Exercise details: Copy each line below that includes "kommunen".

Material provided:
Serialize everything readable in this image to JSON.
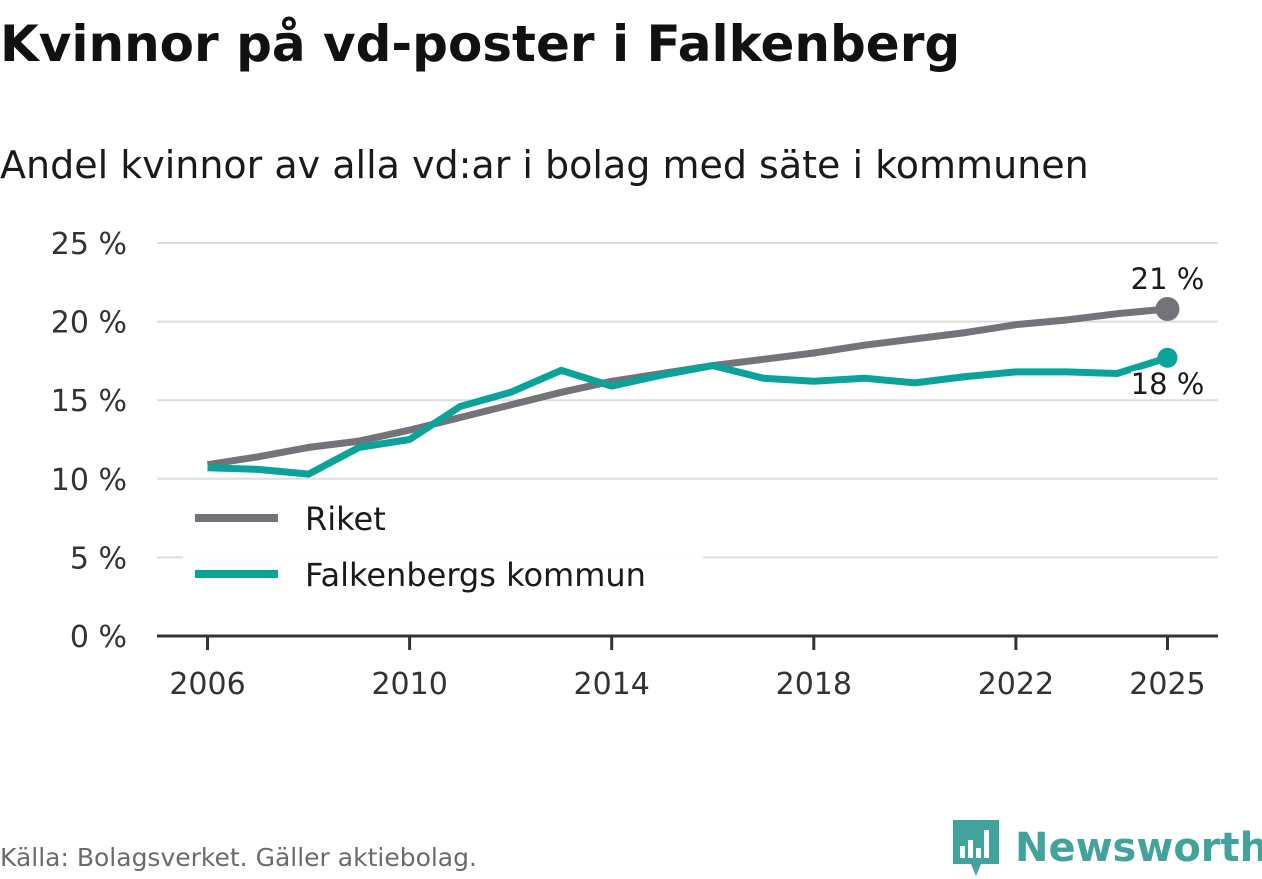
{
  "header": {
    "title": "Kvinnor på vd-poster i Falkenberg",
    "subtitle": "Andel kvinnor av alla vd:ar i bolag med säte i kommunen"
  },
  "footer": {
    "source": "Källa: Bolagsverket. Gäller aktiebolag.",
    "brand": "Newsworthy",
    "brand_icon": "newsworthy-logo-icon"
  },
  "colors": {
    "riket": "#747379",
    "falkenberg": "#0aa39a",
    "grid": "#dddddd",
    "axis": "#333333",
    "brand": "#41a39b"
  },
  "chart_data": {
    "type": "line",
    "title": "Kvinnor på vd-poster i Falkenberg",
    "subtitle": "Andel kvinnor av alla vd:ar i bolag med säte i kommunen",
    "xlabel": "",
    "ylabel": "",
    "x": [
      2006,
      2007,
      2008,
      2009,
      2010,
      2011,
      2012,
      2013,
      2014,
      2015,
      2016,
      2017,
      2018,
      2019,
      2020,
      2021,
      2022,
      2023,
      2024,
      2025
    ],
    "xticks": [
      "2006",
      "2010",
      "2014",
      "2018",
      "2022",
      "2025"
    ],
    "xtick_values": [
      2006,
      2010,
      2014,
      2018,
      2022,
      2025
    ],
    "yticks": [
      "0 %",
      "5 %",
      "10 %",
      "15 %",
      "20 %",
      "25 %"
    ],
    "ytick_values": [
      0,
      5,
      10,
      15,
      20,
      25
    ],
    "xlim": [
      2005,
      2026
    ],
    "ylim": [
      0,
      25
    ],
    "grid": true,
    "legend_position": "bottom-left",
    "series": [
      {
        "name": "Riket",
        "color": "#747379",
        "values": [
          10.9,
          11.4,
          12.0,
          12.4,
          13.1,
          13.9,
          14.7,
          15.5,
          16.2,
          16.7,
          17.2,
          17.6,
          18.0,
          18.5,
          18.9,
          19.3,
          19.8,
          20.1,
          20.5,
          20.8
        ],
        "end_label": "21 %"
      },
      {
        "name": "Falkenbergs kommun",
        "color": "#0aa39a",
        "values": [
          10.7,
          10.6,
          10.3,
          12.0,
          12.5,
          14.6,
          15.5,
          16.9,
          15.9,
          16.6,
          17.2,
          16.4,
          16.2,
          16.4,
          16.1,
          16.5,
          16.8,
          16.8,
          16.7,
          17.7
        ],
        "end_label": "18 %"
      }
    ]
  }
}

The response:
    "subtitle": "Andel kvinnor av alla vd:ar i bolag med säte i kommunen"
    "subtitle": "Andel kvinnor av alla vd:ar i bolag med säte i kommunen",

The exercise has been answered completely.